Extracted data entries
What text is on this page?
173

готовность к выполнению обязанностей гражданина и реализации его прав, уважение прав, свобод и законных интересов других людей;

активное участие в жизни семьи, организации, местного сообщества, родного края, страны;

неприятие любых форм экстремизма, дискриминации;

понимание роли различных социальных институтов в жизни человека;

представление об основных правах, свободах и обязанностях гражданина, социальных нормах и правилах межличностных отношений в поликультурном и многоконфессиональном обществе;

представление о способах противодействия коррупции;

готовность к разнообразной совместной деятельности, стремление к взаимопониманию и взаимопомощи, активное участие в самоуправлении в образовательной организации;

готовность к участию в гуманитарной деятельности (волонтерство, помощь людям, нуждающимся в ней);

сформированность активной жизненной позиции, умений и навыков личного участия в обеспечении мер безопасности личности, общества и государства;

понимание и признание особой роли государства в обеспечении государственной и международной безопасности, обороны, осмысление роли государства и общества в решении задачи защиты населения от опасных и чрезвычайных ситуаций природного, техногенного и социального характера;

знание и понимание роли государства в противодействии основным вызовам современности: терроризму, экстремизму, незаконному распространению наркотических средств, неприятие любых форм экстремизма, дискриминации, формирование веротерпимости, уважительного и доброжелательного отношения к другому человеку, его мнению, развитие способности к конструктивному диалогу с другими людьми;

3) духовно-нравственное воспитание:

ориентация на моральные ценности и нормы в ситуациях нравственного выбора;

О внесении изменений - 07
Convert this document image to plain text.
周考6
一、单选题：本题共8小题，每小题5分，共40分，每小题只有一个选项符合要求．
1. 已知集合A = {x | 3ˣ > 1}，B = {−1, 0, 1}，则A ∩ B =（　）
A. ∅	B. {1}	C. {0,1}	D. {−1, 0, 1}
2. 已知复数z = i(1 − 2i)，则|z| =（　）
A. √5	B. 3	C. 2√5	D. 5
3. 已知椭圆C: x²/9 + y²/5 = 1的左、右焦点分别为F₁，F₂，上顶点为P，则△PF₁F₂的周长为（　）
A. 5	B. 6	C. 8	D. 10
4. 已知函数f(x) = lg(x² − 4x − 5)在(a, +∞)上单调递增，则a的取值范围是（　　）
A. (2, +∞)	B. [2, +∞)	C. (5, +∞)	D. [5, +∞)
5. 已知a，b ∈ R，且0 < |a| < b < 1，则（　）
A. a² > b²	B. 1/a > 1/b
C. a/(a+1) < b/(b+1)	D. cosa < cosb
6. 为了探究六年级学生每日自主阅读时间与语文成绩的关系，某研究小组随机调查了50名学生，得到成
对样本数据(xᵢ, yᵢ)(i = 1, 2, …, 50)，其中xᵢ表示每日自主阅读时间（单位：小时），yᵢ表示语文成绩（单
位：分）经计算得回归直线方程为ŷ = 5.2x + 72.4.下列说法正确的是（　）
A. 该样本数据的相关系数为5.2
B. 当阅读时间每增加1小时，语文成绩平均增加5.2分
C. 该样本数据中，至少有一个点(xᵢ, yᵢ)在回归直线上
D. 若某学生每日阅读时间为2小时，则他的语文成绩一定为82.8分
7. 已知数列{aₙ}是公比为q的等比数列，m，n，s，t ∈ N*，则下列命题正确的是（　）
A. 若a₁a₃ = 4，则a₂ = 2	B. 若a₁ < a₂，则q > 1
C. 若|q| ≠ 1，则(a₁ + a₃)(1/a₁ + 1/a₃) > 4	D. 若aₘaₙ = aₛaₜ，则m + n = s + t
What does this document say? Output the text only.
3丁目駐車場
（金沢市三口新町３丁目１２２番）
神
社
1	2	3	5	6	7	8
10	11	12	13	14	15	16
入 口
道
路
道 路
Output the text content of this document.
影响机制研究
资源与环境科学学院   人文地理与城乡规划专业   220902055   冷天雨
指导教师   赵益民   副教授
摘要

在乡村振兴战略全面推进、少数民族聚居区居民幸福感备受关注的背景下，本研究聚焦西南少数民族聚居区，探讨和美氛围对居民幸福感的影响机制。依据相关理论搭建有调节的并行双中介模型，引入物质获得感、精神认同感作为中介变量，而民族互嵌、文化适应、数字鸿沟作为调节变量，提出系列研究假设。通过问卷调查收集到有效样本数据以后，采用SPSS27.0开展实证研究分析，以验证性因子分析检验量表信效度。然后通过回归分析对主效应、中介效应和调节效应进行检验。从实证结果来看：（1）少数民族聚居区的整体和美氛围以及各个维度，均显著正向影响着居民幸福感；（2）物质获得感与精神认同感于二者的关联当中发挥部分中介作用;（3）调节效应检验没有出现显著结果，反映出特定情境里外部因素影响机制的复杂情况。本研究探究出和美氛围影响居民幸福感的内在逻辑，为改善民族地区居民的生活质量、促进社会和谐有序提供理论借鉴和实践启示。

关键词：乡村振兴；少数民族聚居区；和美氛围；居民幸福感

• **WRITTEN TASK**
Would you give again, word for word, every line from the one with "Output the text content of this document." through the final line of the listing above?

• **WRITTEN RESPONSE**
Output the text content of this document.
影响机制研究
资源与环境科学学院   人文地理与城乡规划专业   220902055   冷天雨
指导教师   赵益民   副教授
摘要

在乡村振兴战略全面推进、少数民族聚居区居民幸福感备受关注的背景下，本研究聚焦西南少数民族聚居区，探讨和美氛围对居民幸福感的影响机制。依据相关理论搭建有调节的并行双中介模型，引入物质获得感、精神认同感作为中介变量，而民族互嵌、文化适应、数字鸿沟作为调节变量，提出系列研究假设。通过问卷调查收集到有效样本数据以后，采用SPSS27.0开展实证研究分析，以验证性因子分析检验量表信效度。然后通过回归分析对主效应、中介效应和调节效应进行检验。从实证结果来看：（1）少数民族聚居区的整体和美氛围以及各个维度，均显著正向影响着居民幸福感；（2）物质获得感与精神认同感于二者的关联当中发挥部分中介作用;（3）调节效应检验没有出现显著结果，反映出特定情境里外部因素影响机制的复杂情况。本研究探究出和美氛围影响居民幸福感的内在逻辑，为改善民族地区居民的生活质量、促进社会和谐有序提供理论借鉴和实践启示。

关键词：乡村振兴；少数民族聚居区；和美氛围；居民幸福感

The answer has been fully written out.